THE INPUT ::

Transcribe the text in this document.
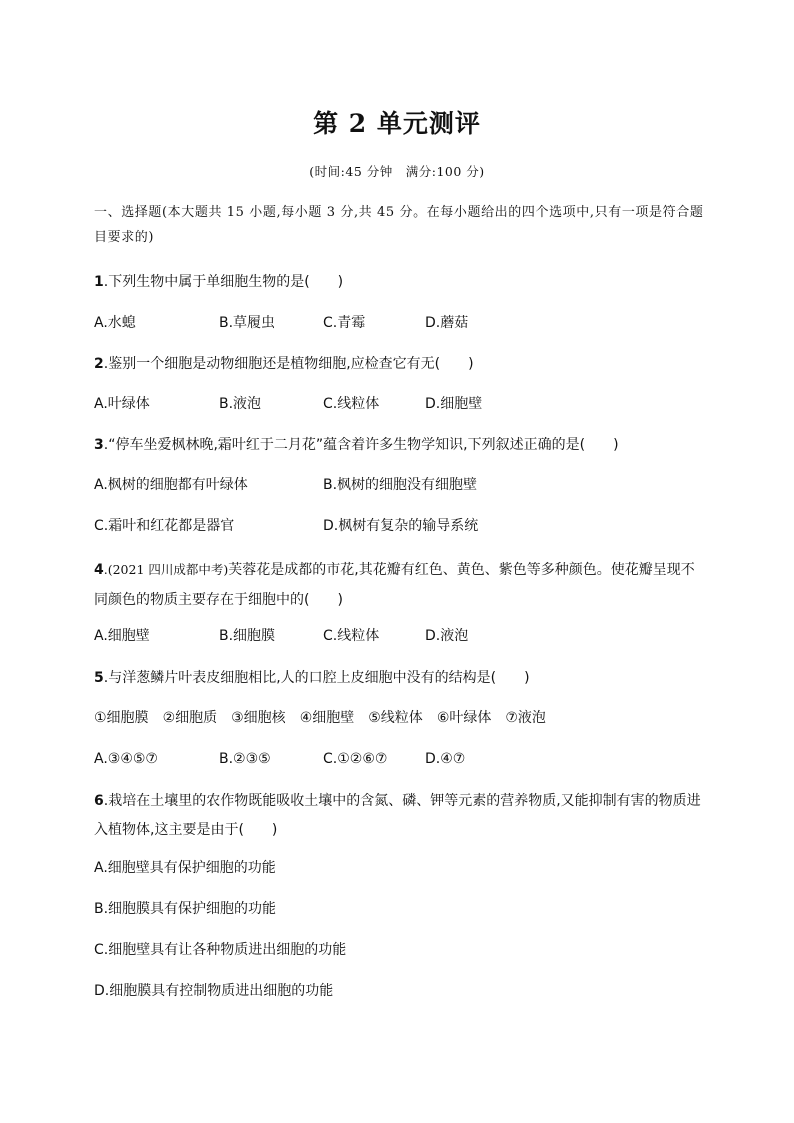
第 2 单元测评
(时间:45 分钟　满分:100 分)
一、选择题(本大题共 15 小题,每小题 3 分,共 45 分。在每小题给出的四个选项中,只有一项是符合题目要求的)
1.下列生物中属于单细胞生物的是(　　)
A.水螅	B.草履虫	C.青霉	D.蘑菇
2.鉴别一个细胞是动物细胞还是植物细胞,应检查它有无(　　)
A.叶绿体	B.液泡	C.线粒体	D.细胞壁
3.“停车坐爱枫林晚,霜叶红于二月花”蕴含着许多生物学知识,下列叙述正确的是(　　)
A.枫树的细胞都有叶绿体	B.枫树的细胞没有细胞壁
C.霜叶和红花都是器官	D.枫树有复杂的输导系统
4.(2021 四川成都中考)芙蓉花是成都的市花,其花瓣有红色、黄色、紫色等多种颜色。使花瓣呈现不同颜色的物质主要存在于细胞中的(　　)
A.细胞壁	B.细胞膜	C.线粒体	D.液泡
5.与洋葱鳞片叶表皮细胞相比,人的口腔上皮细胞中没有的结构是(　　)
①细胞膜 ②细胞质 ③细胞核 ④细胞壁 ⑤线粒体 ⑥叶绿体 ⑦液泡
A.③④⑤⑦	B.②③⑤	C.①②⑥⑦	D.④⑦
6.栽培在土壤里的农作物既能吸收土壤中的含氮、磷、钾等元素的营养物质,又能抑制有害的物质进入植物体,这主要是由于(　　)
A.细胞壁具有保护细胞的功能
B.细胞膜具有保护细胞的功能
C.细胞壁具有让各种物质进出细胞的功能
D.细胞膜具有控制物质进出细胞的功能
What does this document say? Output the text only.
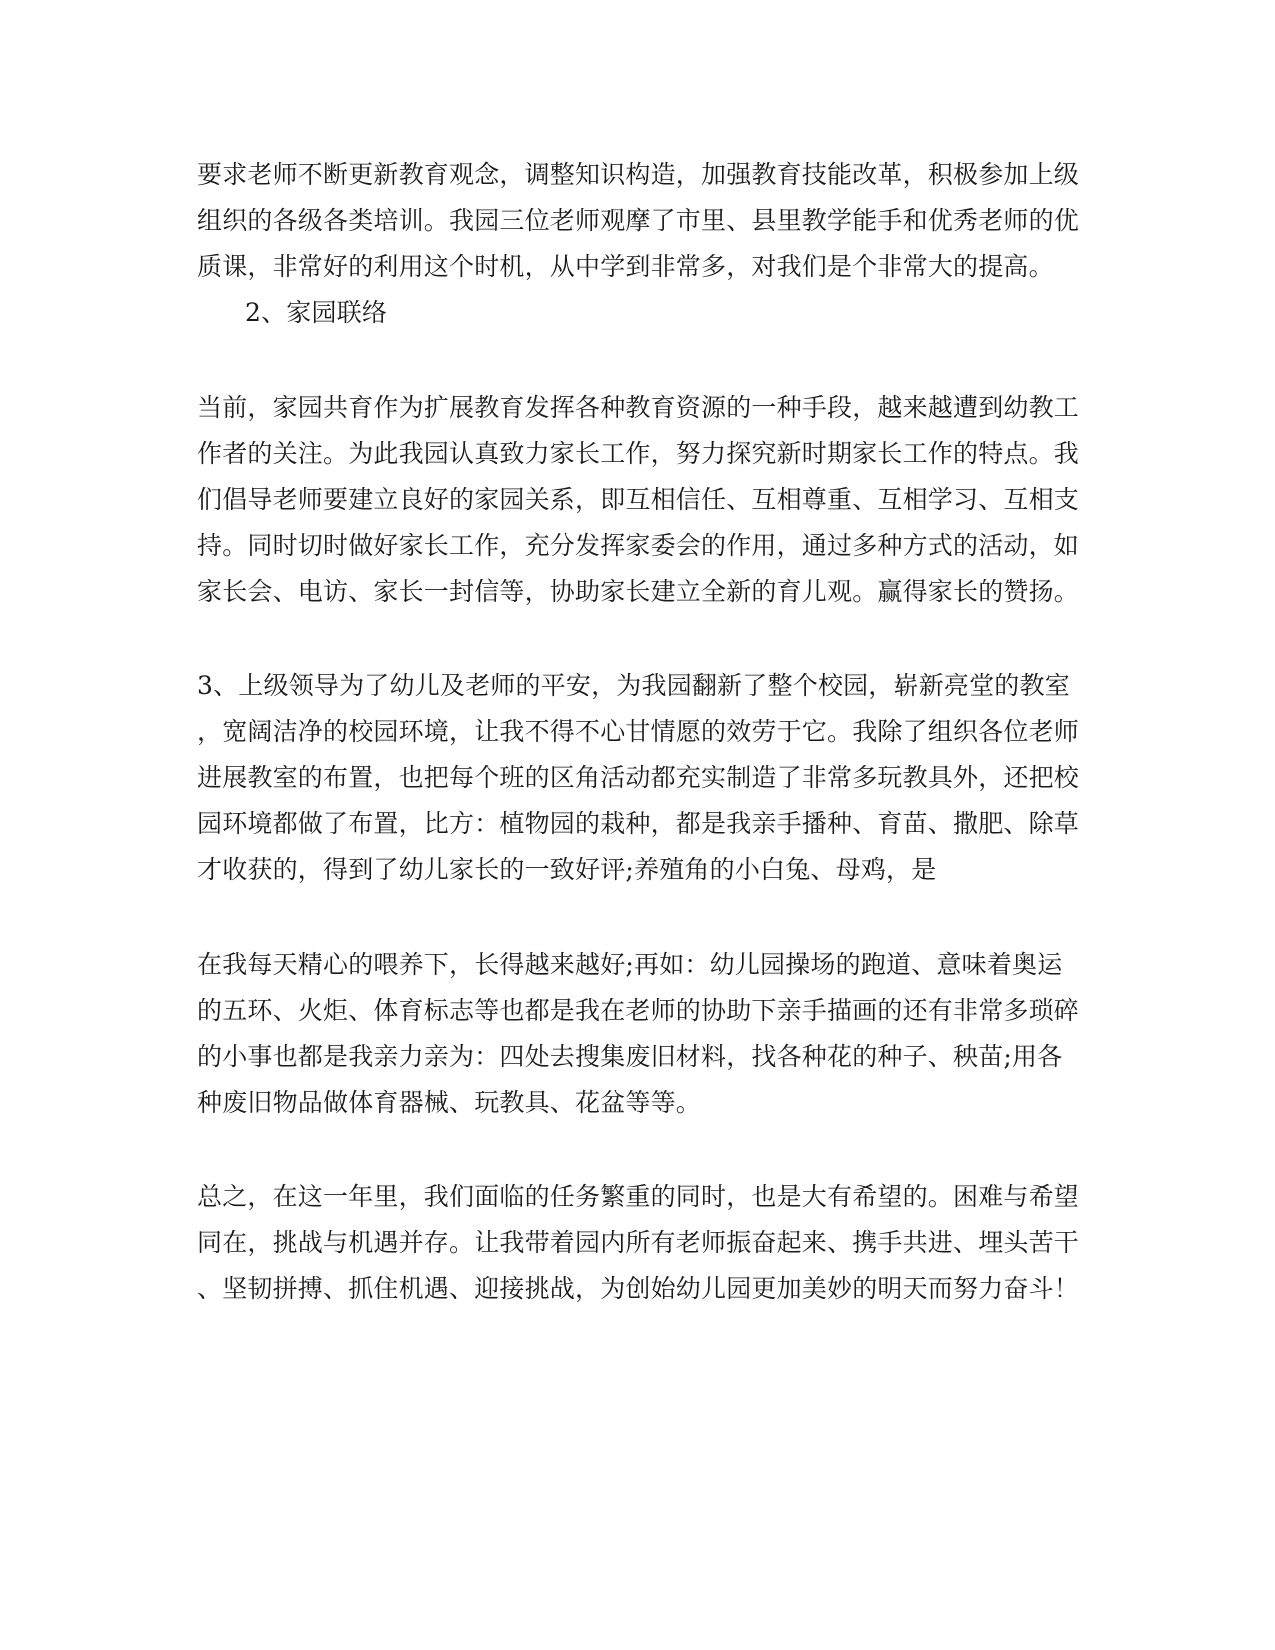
要求老师不断更新教育观念，调整知识构造，加强教育技能改革，积极参加上级
组织的各级各类培训。我园三位老师观摩了市里、县里教学能手和优秀老师的优
质课，非常好的利用这个时机，从中学到非常多，对我们是个非常大的提高。
2、家园联络
当前，家园共育作为扩展教育发挥各种教育资源的一种手段，越来越遭到幼教工
作者的关注。为此我园认真致力家长工作，努力探究新时期家长工作的特点。我
们倡导老师要建立良好的家园关系，即互相信任、互相尊重、互相学习、互相支
持。同时切时做好家长工作，充分发挥家委会的作用，通过多种方式的活动，如
家长会、电访、家长一封信等，协助家长建立全新的育儿观。赢得家长的赞扬。
3、上级领导为了幼儿及老师的平安，为我园翻新了整个校园，崭新亮堂的教室
，宽阔洁净的校园环境，让我不得不心甘情愿的效劳于它。我除了组织各位老师
进展教室的布置，也把每个班的区角活动都充实制造了非常多玩教具外，还把校
园环境都做了布置，比方：植物园的栽种，都是我亲手播种、育苗、撒肥、除草
才收获的，得到了幼儿家长的一致好评;养殖角的小白兔、母鸡，是
在我每天精心的喂养下，长得越来越好;再如：幼儿园操场的跑道、意味着奥运
的五环、火炬、体育标志等也都是我在老师的协助下亲手描画的还有非常多琐碎
的小事也都是我亲力亲为：四处去搜集废旧材料，找各种花的种子、秧苗;用各
种废旧物品做体育器械、玩教具、花盆等等。
总之，在这一年里，我们面临的任务繁重的同时，也是大有希望的。困难与希望
同在，挑战与机遇并存。让我带着园内所有老师振奋起来、携手共进、埋头苦干
、坚韧拼搏、抓住机遇、迎接挑战，为创始幼儿园更加美妙的明天而努力奋斗！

WHAT YOU ARE ASKED TO DO ::
Tally the lines of the material above that contain the word "this" and report the total alone.

SOLUTION ::
2